- Stated task:
Report how many lines contain the word "image", with no other text.

[START Recorded information]

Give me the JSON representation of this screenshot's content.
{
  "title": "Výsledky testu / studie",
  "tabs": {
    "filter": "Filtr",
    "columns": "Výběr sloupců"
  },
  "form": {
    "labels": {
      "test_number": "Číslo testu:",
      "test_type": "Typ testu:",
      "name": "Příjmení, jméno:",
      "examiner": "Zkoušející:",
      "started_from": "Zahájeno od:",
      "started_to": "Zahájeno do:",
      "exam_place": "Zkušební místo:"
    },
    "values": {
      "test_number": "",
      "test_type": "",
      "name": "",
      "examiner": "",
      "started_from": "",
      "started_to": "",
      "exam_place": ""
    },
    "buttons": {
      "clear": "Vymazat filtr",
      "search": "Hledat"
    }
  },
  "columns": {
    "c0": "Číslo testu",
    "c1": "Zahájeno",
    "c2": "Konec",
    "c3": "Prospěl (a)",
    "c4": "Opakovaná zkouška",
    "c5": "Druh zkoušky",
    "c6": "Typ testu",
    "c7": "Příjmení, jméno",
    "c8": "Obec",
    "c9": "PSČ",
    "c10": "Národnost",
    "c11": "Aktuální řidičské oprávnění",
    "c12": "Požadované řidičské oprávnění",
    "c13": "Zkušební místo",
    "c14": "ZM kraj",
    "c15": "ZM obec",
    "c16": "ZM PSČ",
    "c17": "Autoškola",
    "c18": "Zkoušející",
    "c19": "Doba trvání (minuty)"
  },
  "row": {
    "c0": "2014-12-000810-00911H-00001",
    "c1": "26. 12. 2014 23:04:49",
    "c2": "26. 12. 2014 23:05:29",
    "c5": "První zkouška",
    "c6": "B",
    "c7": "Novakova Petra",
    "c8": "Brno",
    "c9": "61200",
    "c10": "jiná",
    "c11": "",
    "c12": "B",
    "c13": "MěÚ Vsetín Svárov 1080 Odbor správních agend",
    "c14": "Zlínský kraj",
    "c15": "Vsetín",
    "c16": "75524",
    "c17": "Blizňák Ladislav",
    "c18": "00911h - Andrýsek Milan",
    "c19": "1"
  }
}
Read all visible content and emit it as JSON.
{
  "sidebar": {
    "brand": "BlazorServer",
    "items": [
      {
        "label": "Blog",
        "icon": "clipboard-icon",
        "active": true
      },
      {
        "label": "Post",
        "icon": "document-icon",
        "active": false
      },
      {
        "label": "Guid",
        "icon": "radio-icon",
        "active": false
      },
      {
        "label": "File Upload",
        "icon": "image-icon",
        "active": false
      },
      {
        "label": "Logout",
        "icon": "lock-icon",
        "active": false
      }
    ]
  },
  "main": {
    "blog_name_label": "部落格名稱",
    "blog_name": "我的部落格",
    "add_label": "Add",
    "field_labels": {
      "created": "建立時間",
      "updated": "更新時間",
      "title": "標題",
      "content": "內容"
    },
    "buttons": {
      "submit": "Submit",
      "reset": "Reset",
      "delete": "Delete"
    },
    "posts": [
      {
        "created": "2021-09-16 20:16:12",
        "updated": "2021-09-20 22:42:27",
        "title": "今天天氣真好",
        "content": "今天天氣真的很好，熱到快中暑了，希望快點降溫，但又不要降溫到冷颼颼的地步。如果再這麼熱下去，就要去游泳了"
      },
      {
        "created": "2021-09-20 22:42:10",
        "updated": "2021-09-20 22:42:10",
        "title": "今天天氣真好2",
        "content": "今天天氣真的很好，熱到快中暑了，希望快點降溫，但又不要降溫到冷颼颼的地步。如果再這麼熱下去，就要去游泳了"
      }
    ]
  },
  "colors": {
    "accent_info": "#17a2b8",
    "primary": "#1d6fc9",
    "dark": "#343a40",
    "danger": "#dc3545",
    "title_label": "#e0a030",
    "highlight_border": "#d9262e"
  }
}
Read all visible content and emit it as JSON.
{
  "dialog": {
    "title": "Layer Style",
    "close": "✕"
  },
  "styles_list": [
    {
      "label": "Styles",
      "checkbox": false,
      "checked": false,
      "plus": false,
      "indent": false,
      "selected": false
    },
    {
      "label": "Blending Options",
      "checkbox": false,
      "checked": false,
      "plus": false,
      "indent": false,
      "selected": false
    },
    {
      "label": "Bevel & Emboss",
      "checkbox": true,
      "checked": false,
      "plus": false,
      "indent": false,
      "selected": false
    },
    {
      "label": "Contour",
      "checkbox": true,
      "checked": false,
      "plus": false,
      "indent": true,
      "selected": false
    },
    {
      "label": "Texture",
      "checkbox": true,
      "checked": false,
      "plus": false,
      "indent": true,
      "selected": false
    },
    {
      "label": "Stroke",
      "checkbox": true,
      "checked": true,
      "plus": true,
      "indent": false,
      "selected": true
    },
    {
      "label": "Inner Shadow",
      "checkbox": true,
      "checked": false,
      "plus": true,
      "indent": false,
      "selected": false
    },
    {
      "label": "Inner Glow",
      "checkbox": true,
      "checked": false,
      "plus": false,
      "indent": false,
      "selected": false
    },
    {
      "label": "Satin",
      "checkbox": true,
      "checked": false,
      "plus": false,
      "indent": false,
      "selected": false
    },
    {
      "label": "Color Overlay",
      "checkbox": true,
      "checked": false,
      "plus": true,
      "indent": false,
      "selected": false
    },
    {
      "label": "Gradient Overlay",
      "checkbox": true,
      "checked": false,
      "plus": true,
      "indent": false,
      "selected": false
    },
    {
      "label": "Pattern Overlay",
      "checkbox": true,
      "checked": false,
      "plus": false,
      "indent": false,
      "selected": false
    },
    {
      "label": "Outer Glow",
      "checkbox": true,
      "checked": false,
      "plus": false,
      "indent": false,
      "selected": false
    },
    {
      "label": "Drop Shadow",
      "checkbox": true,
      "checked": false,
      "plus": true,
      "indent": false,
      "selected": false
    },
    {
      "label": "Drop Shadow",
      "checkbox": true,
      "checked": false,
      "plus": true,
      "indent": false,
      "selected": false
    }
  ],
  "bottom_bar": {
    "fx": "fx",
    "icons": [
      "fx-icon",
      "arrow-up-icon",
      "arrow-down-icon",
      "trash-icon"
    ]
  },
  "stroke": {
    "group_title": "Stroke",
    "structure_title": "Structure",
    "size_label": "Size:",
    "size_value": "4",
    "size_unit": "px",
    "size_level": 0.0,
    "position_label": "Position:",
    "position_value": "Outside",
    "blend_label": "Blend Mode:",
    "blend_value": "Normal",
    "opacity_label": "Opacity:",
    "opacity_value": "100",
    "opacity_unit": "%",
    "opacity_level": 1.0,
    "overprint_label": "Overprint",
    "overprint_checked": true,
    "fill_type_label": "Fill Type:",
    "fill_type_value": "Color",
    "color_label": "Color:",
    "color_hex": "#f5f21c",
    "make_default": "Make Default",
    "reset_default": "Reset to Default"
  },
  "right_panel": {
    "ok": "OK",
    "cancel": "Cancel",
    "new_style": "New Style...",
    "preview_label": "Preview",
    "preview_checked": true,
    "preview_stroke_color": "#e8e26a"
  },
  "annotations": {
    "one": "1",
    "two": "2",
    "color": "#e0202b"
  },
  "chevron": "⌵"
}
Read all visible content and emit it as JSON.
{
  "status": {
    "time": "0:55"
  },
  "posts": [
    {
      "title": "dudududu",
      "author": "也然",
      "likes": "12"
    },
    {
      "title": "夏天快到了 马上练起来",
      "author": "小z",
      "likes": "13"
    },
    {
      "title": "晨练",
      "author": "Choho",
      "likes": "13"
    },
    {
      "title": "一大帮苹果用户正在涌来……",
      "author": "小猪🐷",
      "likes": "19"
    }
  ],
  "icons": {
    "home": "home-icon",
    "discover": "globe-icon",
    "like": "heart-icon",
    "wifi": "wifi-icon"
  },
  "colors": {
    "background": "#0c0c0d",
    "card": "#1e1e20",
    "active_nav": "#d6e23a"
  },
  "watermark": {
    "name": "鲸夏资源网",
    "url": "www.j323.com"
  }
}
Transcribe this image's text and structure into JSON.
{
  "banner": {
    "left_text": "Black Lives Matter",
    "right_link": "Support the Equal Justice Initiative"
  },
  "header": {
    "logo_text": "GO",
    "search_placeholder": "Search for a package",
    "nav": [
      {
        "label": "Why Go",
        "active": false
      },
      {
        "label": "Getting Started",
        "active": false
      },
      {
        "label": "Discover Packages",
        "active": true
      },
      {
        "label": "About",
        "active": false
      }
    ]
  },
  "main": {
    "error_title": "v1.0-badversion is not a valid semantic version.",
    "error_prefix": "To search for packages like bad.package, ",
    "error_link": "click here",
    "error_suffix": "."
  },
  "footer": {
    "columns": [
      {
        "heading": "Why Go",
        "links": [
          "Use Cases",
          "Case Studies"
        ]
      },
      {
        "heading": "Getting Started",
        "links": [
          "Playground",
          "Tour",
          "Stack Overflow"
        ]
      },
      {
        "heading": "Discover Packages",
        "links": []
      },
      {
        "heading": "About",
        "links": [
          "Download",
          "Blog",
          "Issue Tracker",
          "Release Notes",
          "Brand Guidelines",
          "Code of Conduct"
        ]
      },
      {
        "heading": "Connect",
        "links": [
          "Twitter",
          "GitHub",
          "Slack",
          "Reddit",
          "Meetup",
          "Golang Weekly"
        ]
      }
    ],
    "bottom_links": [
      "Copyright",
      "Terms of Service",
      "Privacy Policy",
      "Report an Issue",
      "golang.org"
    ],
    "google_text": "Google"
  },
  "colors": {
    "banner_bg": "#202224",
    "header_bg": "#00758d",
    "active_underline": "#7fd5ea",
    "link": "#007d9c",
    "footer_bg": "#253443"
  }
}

[END Recorded information]

- Task output:
2